Task goal:
Write every line of the material out exactly as shown.
--- START Rows ---
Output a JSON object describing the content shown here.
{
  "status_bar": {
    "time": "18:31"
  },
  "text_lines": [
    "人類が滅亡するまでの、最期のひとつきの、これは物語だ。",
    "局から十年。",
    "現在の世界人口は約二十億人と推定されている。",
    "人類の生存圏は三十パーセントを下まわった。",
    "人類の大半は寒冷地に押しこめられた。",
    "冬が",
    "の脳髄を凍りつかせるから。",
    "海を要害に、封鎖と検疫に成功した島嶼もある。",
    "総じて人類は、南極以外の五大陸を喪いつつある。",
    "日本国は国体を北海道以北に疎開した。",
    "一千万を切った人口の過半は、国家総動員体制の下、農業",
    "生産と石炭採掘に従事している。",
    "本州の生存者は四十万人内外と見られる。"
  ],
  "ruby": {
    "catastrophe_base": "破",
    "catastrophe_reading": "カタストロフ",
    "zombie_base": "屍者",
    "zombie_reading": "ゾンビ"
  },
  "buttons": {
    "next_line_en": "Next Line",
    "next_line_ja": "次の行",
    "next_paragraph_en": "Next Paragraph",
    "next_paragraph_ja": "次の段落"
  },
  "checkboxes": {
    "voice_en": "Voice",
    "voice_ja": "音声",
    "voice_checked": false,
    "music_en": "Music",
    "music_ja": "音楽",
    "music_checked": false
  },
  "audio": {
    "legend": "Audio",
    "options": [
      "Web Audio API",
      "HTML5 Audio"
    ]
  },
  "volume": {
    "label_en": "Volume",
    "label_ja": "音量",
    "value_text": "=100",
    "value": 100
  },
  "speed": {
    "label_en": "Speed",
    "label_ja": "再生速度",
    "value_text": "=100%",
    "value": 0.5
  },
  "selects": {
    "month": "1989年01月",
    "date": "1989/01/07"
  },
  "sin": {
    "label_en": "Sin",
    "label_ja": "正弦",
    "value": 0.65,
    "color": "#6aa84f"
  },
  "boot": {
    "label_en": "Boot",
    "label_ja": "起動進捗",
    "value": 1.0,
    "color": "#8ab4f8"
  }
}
--- END Rows ---
Solution below:
Output a JSON object describing the content shown here.
{
  "status_bar": {
    "time": "18:31"
  },
  "text_lines": [
    "人類が滅亡するまでの、最期のひとつきの、これは物語だ。",
    "局から十年。",
    "現在の世界人口は約二十億人と推定されている。",
    "人類の生存圏は三十パーセントを下まわった。",
    "人類の大半は寒冷地に押しこめられた。",
    "冬が",
    "の脳髄を凍りつかせるから。",
    "海を要害に、封鎖と検疫に成功した島嶼もある。",
    "総じて人類は、南極以外の五大陸を喪いつつある。",
    "日本国は国体を北海道以北に疎開した。",
    "一千万を切った人口の過半は、国家総動員体制の下、農業",
    "生産と石炭採掘に従事している。",
    "本州の生存者は四十万人内外と見られる。"
  ],
  "ruby": {
    "catastrophe_base": "破",
    "catastrophe_reading": "カタストロフ",
    "zombie_base": "屍者",
    "zombie_reading": "ゾンビ"
  },
  "buttons": {
    "next_line_en": "Next Line",
    "next_line_ja": "次の行",
    "next_paragraph_en": "Next Paragraph",
    "next_paragraph_ja": "次の段落"
  },
  "checkboxes": {
    "voice_en": "Voice",
    "voice_ja": "音声",
    "voice_checked": false,
    "music_en": "Music",
    "music_ja": "音楽",
    "music_checked": false
  },
  "audio": {
    "legend": "Audio",
    "options": [
      "Web Audio API",
      "HTML5 Audio"
    ]
  },
  "volume": {
    "label_en": "Volume",
    "label_ja": "音量",
    "value_text": "=100",
    "value": 100
  },
  "speed": {
    "label_en": "Speed",
    "label_ja": "再生速度",
    "value_text": "=100%",
    "value": 0.5
  },
  "selects": {
    "month": "1989年01月",
    "date": "1989/01/07"
  },
  "sin": {
    "label_en": "Sin",
    "label_ja": "正弦",
    "value": 0.65,
    "color": "#6aa84f"
  },
  "boot": {
    "label_en": "Boot",
    "label_ja": "起動進捗",
    "value": 1.0,
    "color": "#8ab4f8"
  }
}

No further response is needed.